Figure 6. The predicted gD secondary structures of HSV-1 strain 17 and LXMW, and HSV-2 strain HG52.

4. Discussion

Studies on HSV gD molecular biology will aid future development of more effective and safer oHSVs. In this article, for the first time, we did systematic comparative sequence analysis of gDs from 8 HSV-1 and 3 HSV-2 strains, including our recently isolated new strain HSV-1-LXMW. These comparisons include phylogenetic analysis, aminoet acid sequence alignment, prediction of functional domains, motifs and secondary structures, and reported oHSVs. We identified 19 conserved regions, 8 variable regions and 10 new motifs in HSV gD and correlated the gD engineering sites with the newly identified motifs, for the first time. These findings have important implications on HSV gD biology and making better oHSVs.

The phylogenetic analysis showed that the gD amino acid sequence in HSV-1-LXMW isolated in China is close to HSV-1 strains Patton and KOS in USA, while our earlier study showed ICP27 is close to HSV-1 strains Patton and H129

Table 2. oHSV engineered in gD.

[53]. This suggests that our strain is revolutionarily closer to strain Patton. Our identified relatively conserved arginine cluster (RRR residues 365-367) in the cytoplasmic domain was reported to be required for the efficient induction of plasma membrane projection and viral final envelopment, a function important to the viral replication and cell-cell spread [60]. Our literature search identified only one study, which reported that the putative HSV gD domains, motifs or their functions [60]. The only one such article reported that the putative cholesterol-binding motif that overlaps HRR is not essential for the gBsyn phenotype and cell-to-cell spread in HSV-1 strain KOS [61]. Future studies may focus on the functional analysis of our newly identified HSV gD domains and motifs.

Our phylogenetic analysis showed a mean distance of approximately 87% among the strains tested collectively. An earlier study reported that the gDs of HSV-1 and HSV-2 show 82% distinctiveness, and are supposed to be similar in structure and function [36]. Several studies have further indicated that the gDs of HSV-1 and HSV-2 have similar affinities for nectin-1 and are interchangeable in virus infection and soluble gD entry inhibition [51] [62] [63]. A report showed that the HSV-2 subunit vaccine containing gD can provide protection in HSV-1 genital infections but not preventing HSV-2 infection [64]. The authors suggest that this phenomenon probably is caused by the 89% gD amino acids homology from HSV-1 and -2 [64]. Among the gD receptors, nectin-1 plays a more important role in the process of HSV-2 infection at least in murine models [65] [66]. Although we still cannot find any reports about engineering the gD in HSV-2 to retarget the virus to cancer cells, there are some reports about oHSV-2 [67] [68] [69]. HSV-2 is reported to have more potent ability to destroy tumor cells, more potent virulence in causing necrotizing stromal keratitis, encephalitis, and produce higher titers in animal models [70]. Future engineering of HSV-2 gD may be pursued.
——
### Problems to solve
- a) Decide whether each statement agrees with the passage on HSV gD, and answer yes or no for each, quoting the deciding words from the passage. (i) The study compared gDs from 8 HSV-1 strains and 3 HSV-2 strains. (ii) The authors found reports of engineering HSV-2 gD to retarget the virus to cancer cells. (iii) The gD amino acid sequence in HSV-1-LXMW is close to HSV-1 strains Patton and KOS.
- b) Quote the passage on HSV gD word for word, starting at the words that have "The phylogenetic analysis" and stopping after "engineered in gD.".
The listing that comes next has no connection to the passage on HSV gD.

### Items listed in a dataset
——
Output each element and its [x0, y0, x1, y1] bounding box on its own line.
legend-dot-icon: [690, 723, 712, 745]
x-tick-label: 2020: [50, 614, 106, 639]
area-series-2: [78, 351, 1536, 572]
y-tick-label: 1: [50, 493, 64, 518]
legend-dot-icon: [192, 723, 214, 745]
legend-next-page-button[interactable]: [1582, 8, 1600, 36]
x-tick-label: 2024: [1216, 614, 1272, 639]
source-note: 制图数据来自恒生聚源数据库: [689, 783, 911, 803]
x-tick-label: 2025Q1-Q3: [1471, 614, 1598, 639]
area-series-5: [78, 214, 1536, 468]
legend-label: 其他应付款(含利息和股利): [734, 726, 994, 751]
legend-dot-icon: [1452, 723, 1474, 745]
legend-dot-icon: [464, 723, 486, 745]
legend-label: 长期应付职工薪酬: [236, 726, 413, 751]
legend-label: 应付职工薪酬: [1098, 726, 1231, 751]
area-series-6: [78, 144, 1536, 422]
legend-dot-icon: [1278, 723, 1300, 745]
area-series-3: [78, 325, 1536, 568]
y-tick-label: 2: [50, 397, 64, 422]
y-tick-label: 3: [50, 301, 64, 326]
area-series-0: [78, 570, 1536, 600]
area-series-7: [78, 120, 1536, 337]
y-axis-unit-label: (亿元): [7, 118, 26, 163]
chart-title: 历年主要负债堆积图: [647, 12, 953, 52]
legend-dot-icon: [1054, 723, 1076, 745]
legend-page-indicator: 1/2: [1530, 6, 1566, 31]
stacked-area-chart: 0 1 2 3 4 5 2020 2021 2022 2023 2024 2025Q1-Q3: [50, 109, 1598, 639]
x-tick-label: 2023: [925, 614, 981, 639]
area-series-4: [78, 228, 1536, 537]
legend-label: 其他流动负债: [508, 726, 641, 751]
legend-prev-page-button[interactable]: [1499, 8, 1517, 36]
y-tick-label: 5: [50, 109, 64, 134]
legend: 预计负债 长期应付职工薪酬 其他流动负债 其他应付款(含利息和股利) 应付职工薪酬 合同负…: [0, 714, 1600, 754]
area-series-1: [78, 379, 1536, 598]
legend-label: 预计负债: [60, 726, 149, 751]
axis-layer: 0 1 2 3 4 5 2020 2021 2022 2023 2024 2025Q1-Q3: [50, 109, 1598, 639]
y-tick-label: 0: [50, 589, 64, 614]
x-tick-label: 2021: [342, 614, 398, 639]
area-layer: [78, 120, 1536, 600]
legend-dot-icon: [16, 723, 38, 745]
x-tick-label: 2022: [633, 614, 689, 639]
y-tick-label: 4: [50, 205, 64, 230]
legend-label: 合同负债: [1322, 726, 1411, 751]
——
### Responses by task
- a)
(i) Yes: "systematic comparative sequence analysis of gDs from 8 HSV-1 and 3 HSV-2 strains"
(ii) No: "we still cannot find any reports about engineering the gD in HSV-2 to retarget the virus to cancer cells"
(iii) Yes: "the gD amino acid sequence in HSV-1-LXMW isolated in China is close to HSV-1 strains Patton and KOS in USA"

- b)
The phylogenetic analysis showed that the gD amino acid sequence in HSV-1-LXMW isolated in China is close to HSV-1 strains Patton and KOS in USA, while our earlier study showed ICP27 is close to HSV-1 strains Patton and H129

Table 2. oHSV engineered in gD.